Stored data
===============

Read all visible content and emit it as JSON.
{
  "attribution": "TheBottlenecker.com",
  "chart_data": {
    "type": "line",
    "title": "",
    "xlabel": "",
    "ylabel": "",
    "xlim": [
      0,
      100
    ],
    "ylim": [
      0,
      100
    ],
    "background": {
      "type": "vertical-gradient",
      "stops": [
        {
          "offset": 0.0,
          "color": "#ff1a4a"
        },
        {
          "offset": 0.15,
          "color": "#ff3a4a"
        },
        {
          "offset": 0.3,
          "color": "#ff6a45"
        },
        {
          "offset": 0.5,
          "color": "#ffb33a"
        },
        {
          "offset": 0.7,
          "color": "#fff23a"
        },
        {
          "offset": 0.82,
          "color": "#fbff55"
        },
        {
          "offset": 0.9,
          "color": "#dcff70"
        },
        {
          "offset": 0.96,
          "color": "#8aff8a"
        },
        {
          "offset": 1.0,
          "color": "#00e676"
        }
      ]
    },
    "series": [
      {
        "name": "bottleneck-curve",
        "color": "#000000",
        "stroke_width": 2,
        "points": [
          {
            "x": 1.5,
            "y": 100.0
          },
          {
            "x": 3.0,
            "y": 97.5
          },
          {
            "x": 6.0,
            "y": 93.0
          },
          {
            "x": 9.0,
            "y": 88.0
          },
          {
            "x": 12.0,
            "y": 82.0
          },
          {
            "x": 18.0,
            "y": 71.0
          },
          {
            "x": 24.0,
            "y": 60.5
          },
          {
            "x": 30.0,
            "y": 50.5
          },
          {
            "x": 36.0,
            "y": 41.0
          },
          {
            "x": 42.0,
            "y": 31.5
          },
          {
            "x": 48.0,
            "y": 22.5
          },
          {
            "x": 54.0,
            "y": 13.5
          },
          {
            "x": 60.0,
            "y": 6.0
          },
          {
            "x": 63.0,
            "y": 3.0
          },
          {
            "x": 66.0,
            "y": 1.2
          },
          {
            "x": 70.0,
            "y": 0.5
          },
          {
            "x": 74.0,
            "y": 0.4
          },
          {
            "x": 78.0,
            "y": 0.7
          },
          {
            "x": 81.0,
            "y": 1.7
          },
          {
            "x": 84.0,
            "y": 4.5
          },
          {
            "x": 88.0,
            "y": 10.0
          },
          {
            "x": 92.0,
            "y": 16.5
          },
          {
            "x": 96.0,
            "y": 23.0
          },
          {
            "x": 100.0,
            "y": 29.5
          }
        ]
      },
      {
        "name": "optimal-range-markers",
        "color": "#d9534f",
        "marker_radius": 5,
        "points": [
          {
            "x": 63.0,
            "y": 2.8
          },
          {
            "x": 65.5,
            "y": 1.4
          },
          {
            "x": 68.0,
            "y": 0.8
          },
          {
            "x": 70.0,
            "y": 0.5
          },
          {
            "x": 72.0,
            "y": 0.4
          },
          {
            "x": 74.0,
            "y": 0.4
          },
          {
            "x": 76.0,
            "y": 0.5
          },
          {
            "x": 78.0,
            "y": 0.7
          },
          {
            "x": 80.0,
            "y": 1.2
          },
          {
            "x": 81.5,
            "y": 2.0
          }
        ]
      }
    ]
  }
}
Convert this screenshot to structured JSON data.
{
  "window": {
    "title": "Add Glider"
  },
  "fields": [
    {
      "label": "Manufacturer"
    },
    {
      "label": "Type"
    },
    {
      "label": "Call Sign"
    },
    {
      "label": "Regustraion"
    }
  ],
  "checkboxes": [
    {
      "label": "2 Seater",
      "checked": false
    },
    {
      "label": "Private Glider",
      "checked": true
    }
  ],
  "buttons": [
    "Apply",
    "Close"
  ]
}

===============

#### [WHAT TO WORK ON]
Gather up every line in the data above that contains the word "offset", copying each one.

#### [SOLUTION TO THE PROBLEM]
          "offset": 0.0,
          "offset": 0.15,
          "offset": 0.3,
          "offset": 0.5,
          "offset": 0.7,
          "offset": 0.82,
          "offset": 0.9,
          "offset": 0.96,
          "offset": 1.0,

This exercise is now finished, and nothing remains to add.